──────── Excerpt to read ────────

I thought "going green" for engineers meant we were supposed the use the natural log function.  Hard to do that with a base 10 slide rule.

 

(rimshot)

 

Back in you AC days, YOU were the computer.

 

Slide rules are really neat little curiosities.  I'm not old enough to have had to use them, but my dad - a mathematician extraordinaire - showed me how to use one years ago.  I don't have any practice with them of course, but I would love to have some proficiency with them just as a fun thing to do.  My coworkers already find me a bit odd, but I am always looking for ways to cement that image.

 

I AM old enough - which seems impossible - to realize that many engineers seem to be losing their ability to intuit and estimate things quickly and decisively.  Many can't interpolate or extrapolate or separate the things that matter from the things that don't.    I think before computers made everything so easy we were forced to engage the brain on a problem more fully.  Part of that was the arduous task of working out a problem longhand and keeping track of the decimal point.  Since the process was so involved, you'd better develop a knack for knowing if you're headed down the right path before you piss away a bunch of time.  Now, it's pretty easy to plug and chug and not really have a feel for if the answer makes sense.

────────

In the excerpt about slide rules, who showed the writer how to use one?

──────── Records supplied ────────

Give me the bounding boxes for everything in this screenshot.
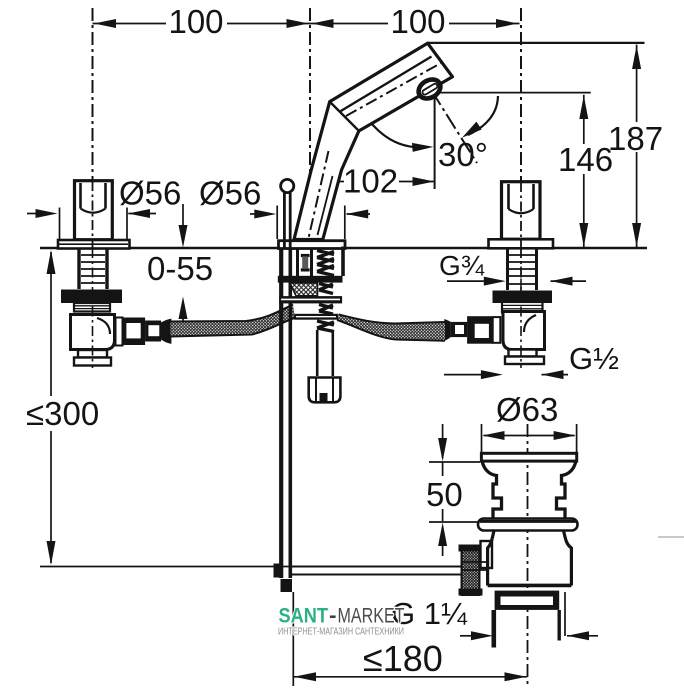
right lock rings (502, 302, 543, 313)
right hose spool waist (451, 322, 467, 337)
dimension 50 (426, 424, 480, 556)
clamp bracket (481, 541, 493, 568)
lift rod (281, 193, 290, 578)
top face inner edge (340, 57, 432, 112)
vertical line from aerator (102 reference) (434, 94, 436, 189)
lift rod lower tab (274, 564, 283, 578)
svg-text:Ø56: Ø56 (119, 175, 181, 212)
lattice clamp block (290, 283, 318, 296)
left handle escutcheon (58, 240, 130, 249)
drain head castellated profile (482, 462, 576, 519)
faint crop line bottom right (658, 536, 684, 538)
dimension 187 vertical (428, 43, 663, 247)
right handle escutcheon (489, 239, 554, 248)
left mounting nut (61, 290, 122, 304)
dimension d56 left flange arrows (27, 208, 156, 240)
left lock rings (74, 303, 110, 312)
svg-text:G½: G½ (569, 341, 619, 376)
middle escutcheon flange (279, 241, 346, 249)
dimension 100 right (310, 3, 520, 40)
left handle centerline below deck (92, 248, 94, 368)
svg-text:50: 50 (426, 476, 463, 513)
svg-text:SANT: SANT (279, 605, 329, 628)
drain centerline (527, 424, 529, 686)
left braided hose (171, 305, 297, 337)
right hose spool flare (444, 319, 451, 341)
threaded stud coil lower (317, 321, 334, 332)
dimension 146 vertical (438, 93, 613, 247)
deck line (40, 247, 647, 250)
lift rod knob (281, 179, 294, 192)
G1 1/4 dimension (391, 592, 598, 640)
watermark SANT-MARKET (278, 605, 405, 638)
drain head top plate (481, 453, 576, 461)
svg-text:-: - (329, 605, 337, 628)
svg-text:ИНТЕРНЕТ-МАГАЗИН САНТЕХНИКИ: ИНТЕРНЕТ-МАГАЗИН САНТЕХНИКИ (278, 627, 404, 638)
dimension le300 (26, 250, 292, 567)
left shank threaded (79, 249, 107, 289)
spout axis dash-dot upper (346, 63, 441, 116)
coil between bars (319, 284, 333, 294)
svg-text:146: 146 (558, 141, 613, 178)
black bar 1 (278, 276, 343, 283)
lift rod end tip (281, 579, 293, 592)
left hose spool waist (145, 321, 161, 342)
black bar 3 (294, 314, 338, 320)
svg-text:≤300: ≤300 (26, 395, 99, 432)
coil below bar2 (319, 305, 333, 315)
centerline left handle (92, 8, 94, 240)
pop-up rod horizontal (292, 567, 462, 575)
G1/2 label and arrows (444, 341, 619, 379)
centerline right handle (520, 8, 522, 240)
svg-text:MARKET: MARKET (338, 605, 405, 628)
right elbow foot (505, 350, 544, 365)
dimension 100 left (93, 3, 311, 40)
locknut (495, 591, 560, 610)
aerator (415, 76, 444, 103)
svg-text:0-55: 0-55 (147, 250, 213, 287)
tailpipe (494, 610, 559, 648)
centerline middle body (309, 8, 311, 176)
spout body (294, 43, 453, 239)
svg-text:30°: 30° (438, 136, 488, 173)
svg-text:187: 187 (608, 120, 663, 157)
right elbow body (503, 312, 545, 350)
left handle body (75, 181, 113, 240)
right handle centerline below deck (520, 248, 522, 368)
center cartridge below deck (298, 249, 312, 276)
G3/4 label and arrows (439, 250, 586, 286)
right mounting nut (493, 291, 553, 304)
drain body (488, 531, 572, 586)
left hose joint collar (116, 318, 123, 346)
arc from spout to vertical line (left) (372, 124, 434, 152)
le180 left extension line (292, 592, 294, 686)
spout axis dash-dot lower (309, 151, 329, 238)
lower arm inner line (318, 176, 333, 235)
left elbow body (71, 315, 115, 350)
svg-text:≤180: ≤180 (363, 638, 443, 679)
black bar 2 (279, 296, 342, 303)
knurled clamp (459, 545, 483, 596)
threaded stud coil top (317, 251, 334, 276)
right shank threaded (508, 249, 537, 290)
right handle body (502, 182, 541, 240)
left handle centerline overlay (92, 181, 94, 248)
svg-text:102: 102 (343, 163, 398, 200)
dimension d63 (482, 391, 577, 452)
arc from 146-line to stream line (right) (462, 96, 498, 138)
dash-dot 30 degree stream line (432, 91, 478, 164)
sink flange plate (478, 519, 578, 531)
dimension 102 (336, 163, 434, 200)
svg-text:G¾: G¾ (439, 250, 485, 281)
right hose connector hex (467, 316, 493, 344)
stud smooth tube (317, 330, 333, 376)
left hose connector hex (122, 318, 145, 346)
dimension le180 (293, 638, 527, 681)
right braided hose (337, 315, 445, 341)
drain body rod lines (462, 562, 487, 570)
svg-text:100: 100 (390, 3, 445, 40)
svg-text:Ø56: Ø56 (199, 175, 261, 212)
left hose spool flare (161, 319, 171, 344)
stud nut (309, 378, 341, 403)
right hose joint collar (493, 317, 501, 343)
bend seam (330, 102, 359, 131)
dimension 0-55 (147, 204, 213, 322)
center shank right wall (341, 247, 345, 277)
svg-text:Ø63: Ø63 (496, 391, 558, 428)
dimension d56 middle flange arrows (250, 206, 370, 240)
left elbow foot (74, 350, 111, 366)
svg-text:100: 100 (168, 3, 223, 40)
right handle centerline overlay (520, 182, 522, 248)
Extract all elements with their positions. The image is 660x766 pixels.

────────
──────── Records supplied ────────

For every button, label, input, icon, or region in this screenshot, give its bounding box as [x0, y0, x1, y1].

────────
──────── Records supplied ────────

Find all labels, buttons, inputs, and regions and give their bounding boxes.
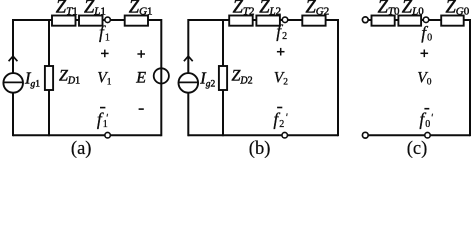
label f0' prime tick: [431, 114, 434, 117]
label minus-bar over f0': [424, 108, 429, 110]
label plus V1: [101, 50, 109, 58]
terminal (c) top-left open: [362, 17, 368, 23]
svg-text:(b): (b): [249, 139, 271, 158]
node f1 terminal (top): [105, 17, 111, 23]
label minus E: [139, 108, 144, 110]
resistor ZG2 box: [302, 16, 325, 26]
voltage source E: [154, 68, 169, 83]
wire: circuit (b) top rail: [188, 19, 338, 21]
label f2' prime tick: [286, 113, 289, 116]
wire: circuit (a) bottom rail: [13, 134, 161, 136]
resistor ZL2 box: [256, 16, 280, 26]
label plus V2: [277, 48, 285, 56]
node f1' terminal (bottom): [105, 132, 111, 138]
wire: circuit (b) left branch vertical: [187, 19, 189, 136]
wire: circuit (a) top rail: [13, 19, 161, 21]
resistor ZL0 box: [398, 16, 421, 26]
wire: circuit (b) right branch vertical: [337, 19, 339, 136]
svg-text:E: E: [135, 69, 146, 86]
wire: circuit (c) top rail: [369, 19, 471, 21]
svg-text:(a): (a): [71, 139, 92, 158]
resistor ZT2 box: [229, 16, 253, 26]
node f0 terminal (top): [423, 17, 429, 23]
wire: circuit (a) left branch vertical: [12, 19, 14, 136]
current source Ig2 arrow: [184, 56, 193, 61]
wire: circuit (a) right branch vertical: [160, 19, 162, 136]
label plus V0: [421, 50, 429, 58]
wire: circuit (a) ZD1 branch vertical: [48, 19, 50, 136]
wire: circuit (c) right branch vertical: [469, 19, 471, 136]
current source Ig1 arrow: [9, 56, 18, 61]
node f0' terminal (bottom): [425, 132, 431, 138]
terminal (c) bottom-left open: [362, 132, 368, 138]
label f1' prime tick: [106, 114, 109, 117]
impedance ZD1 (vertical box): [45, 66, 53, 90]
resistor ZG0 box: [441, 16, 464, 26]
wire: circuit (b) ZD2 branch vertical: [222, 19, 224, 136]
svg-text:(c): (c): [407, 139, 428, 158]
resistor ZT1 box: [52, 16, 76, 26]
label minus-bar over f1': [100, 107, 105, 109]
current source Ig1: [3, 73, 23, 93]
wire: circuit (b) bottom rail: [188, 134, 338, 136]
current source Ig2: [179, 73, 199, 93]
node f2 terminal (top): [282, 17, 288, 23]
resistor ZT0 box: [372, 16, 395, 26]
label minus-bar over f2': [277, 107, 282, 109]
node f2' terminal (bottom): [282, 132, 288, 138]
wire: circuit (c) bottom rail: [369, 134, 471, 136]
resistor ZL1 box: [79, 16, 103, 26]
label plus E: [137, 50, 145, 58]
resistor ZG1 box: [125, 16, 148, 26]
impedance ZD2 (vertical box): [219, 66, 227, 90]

────────

Response for this exercise
The writer's dad, a mathematician, showed them years ago.